━━━ Given records

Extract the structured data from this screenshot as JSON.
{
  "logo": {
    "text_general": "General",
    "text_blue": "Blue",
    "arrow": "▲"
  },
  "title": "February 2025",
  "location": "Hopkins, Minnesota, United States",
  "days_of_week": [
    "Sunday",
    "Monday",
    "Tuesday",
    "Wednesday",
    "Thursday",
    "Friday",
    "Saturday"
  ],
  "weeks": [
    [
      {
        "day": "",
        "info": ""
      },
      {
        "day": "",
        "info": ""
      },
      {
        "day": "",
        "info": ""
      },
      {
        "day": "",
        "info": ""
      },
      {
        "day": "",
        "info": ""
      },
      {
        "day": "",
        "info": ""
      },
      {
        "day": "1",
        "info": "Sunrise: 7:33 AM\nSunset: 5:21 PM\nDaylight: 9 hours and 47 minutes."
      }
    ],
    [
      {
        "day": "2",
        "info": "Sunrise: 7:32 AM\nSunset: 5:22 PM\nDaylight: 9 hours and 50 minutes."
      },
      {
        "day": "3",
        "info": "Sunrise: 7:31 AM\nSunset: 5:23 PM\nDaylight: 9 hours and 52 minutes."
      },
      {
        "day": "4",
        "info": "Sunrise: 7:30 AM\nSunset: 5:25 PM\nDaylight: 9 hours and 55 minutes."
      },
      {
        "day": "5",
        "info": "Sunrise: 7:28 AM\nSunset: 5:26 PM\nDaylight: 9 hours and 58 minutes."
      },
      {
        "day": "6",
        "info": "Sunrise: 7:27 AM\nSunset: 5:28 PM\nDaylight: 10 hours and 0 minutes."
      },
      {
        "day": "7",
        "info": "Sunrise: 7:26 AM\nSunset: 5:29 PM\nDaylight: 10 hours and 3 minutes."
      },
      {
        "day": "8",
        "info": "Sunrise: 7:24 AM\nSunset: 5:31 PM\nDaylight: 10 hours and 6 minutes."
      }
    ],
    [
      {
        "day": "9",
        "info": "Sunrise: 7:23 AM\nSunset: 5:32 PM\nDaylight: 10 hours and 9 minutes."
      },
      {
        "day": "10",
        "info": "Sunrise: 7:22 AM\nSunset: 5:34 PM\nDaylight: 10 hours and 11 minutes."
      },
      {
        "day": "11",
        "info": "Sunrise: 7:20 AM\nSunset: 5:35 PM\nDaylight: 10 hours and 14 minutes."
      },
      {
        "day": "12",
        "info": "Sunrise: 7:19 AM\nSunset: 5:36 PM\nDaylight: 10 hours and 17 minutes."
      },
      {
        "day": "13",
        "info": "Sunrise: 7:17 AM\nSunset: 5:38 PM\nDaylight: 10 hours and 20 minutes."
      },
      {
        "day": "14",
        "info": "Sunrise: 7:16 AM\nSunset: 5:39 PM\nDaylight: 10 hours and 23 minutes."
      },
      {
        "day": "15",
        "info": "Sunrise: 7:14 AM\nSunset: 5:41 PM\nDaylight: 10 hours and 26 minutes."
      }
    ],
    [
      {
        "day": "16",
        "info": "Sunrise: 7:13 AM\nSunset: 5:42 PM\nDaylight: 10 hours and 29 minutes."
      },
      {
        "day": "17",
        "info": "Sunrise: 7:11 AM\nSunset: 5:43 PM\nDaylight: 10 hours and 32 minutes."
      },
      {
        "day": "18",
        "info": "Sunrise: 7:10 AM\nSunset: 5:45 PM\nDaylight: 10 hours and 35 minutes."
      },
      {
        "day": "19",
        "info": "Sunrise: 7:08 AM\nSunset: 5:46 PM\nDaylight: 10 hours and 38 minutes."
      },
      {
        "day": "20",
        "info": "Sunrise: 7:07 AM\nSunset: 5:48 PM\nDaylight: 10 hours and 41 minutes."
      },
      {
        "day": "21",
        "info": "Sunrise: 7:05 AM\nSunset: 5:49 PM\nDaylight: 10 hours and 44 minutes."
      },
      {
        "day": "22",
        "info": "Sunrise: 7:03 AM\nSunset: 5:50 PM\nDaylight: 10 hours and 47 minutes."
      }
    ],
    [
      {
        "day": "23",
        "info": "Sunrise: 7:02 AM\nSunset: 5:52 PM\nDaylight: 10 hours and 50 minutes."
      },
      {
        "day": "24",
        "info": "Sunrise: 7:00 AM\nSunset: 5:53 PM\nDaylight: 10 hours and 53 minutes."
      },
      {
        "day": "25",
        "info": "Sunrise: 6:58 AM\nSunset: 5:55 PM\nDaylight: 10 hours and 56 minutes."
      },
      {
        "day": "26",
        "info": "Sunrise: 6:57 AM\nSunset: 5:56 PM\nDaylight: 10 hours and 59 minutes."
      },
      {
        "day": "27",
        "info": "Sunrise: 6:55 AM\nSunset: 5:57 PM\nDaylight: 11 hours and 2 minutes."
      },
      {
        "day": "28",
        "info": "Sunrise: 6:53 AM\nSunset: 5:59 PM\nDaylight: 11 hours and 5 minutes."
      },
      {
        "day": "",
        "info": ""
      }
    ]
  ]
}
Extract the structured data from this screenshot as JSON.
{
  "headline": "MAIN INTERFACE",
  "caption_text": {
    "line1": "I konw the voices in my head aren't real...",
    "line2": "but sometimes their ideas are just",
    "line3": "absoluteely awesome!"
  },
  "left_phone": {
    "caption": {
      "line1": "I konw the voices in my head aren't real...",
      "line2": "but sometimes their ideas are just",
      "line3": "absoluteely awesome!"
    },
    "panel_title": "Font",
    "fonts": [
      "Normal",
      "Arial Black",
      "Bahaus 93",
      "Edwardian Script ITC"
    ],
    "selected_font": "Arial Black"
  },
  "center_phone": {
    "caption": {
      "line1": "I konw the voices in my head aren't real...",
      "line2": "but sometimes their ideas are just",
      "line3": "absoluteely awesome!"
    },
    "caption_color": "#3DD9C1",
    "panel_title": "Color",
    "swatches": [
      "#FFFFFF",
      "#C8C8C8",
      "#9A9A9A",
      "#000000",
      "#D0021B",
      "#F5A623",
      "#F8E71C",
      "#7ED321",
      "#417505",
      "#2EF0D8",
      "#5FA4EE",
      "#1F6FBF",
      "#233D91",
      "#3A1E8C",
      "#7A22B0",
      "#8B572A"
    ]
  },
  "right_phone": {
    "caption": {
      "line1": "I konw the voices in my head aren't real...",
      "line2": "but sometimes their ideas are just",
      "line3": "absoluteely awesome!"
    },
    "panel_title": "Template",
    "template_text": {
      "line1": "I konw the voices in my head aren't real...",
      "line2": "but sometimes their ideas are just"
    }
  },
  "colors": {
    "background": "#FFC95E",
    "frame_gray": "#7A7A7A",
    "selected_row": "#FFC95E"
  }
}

━━━━━━

» Instructions for the task:
The records above must be repeated exactly, every one of them.

» Written answer:
Extract the structured data from this screenshot as JSON.
{
  "logo": {
    "text_general": "General",
    "text_blue": "Blue",
    "arrow": "▲"
  },
  "title": "February 2025",
  "location": "Hopkins, Minnesota, United States",
  "days_of_week": [
    "Sunday",
    "Monday",
    "Tuesday",
    "Wednesday",
    "Thursday",
    "Friday",
    "Saturday"
  ],
  "weeks": [
    [
      {
        "day": "",
        "info": ""
      },
      {
        "day": "",
        "info": ""
      },
      {
        "day": "",
        "info": ""
      },
      {
        "day": "",
        "info": ""
      },
      {
        "day": "",
        "info": ""
      },
      {
        "day": "",
        "info": ""
      },
      {
        "day": "1",
        "info": "Sunrise: 7:33 AM\nSunset: 5:21 PM\nDaylight: 9 hours and 47 minutes."
      }
    ],
    [
      {
        "day": "2",
        "info": "Sunrise: 7:32 AM\nSunset: 5:22 PM\nDaylight: 9 hours and 50 minutes."
      },
      {
        "day": "3",
        "info": "Sunrise: 7:31 AM\nSunset: 5:23 PM\nDaylight: 9 hours and 52 minutes."
      },
      {
        "day": "4",
        "info": "Sunrise: 7:30 AM\nSunset: 5:25 PM\nDaylight: 9 hours and 55 minutes."
      },
      {
        "day": "5",
        "info": "Sunrise: 7:28 AM\nSunset: 5:26 PM\nDaylight: 9 hours and 58 minutes."
      },
      {
        "day": "6",
        "info": "Sunrise: 7:27 AM\nSunset: 5:28 PM\nDaylight: 10 hours and 0 minutes."
      },
      {
        "day": "7",
        "info": "Sunrise: 7:26 AM\nSunset: 5:29 PM\nDaylight: 10 hours and 3 minutes."
      },
      {
        "day": "8",
        "info": "Sunrise: 7:24 AM\nSunset: 5:31 PM\nDaylight: 10 hours and 6 minutes."
      }
    ],
    [
      {
        "day": "9",
        "info": "Sunrise: 7:23 AM\nSunset: 5:32 PM\nDaylight: 10 hours and 9 minutes."
      },
      {
        "day": "10",
        "info": "Sunrise: 7:22 AM\nSunset: 5:34 PM\nDaylight: 10 hours and 11 minutes."
      },
      {
        "day": "11",
        "info": "Sunrise: 7:20 AM\nSunset: 5:35 PM\nDaylight: 10 hours and 14 minutes."
      },
      {
        "day": "12",
        "info": "Sunrise: 7:19 AM\nSunset: 5:36 PM\nDaylight: 10 hours and 17 minutes."
      },
      {
        "day": "13",
        "info": "Sunrise: 7:17 AM\nSunset: 5:38 PM\nDaylight: 10 hours and 20 minutes."
      },
      {
        "day": "14",
        "info": "Sunrise: 7:16 AM\nSunset: 5:39 PM\nDaylight: 10 hours and 23 minutes."
      },
      {
        "day": "15",
        "info": "Sunrise: 7:14 AM\nSunset: 5:41 PM\nDaylight: 10 hours and 26 minutes."
      }
    ],
    [
      {
        "day": "16",
        "info": "Sunrise: 7:13 AM\nSunset: 5:42 PM\nDaylight: 10 hours and 29 minutes."
      },
      {
        "day": "17",
        "info": "Sunrise: 7:11 AM\nSunset: 5:43 PM\nDaylight: 10 hours and 32 minutes."
      },
      {
        "day": "18",
        "info": "Sunrise: 7:10 AM\nSunset: 5:45 PM\nDaylight: 10 hours and 35 minutes."
      },
      {
        "day": "19",
        "info": "Sunrise: 7:08 AM\nSunset: 5:46 PM\nDaylight: 10 hours and 38 minutes."
      },
      {
        "day": "20",
        "info": "Sunrise: 7:07 AM\nSunset: 5:48 PM\nDaylight: 10 hours and 41 minutes."
      },
      {
        "day": "21",
        "info": "Sunrise: 7:05 AM\nSunset: 5:49 PM\nDaylight: 10 hours and 44 minutes."
      },
      {
        "day": "22",
        "info": "Sunrise: 7:03 AM\nSunset: 5:50 PM\nDaylight: 10 hours and 47 minutes."
      }
    ],
    [
      {
        "day": "23",
        "info": "Sunrise: 7:02 AM\nSunset: 5:52 PM\nDaylight: 10 hours and 50 minutes."
      },
      {
        "day": "24",
        "info": "Sunrise: 7:00 AM\nSunset: 5:53 PM\nDaylight: 10 hours and 53 minutes."
      },
      {
        "day": "25",
        "info": "Sunrise: 6:58 AM\nSunset: 5:55 PM\nDaylight: 10 hours and 56 minutes."
      },
      {
        "day": "26",
        "info": "Sunrise: 6:57 AM\nSunset: 5:56 PM\nDaylight: 10 hours and 59 minutes."
      },
      {
        "day": "27",
        "info": "Sunrise: 6:55 AM\nSunset: 5:57 PM\nDaylight: 11 hours and 2 minutes."
      },
      {
        "day": "28",
        "info": "Sunrise: 6:53 AM\nSunset: 5:59 PM\nDaylight: 11 hours and 5 minutes."
      },
      {
        "day": "",
        "info": ""
      }
    ]
  ]
}
Extract the structured data from this screenshot as JSON.
{
  "headline": "MAIN INTERFACE",
  "caption_text": {
    "line1": "I konw the voices in my head aren't real...",
    "line2": "but sometimes their ideas are just",
    "line3": "absoluteely awesome!"
  },
  "left_phone": {
    "caption": {
      "line1": "I konw the voices in my head aren't real...",
      "line2": "but sometimes their ideas are just",
      "line3": "absoluteely awesome!"
    },
    "panel_title": "Font",
    "fonts": [
      "Normal",
      "Arial Black",
      "Bahaus 93",
      "Edwardian Script ITC"
    ],
    "selected_font": "Arial Black"
  },
  "center_phone": {
    "caption": {
      "line1": "I konw the voices in my head aren't real...",
      "line2": "but sometimes their ideas are just",
      "line3": "absoluteely awesome!"
    },
    "caption_color": "#3DD9C1",
    "panel_title": "Color",
    "swatches": [
      "#FFFFFF",
      "#C8C8C8",
      "#9A9A9A",
      "#000000",
      "#D0021B",
      "#F5A623",
      "#F8E71C",
      "#7ED321",
      "#417505",
      "#2EF0D8",
      "#5FA4EE",
      "#1F6FBF",
      "#233D91",
      "#3A1E8C",
      "#7A22B0",
      "#8B572A"
    ]
  },
  "right_phone": {
    "caption": {
      "line1": "I konw the voices in my head aren't real...",
      "line2": "but sometimes their ideas are just",
      "line3": "absoluteely awesome!"
    },
    "panel_title": "Template",
    "template_text": {
      "line1": "I konw the voices in my head aren't real...",
      "line2": "but sometimes their ideas are just"
    }
  },
  "colors": {
    "background": "#FFC95E",
    "frame_gray": "#7A7A7A",
    "selected_row": "#FFC95E"
  }
}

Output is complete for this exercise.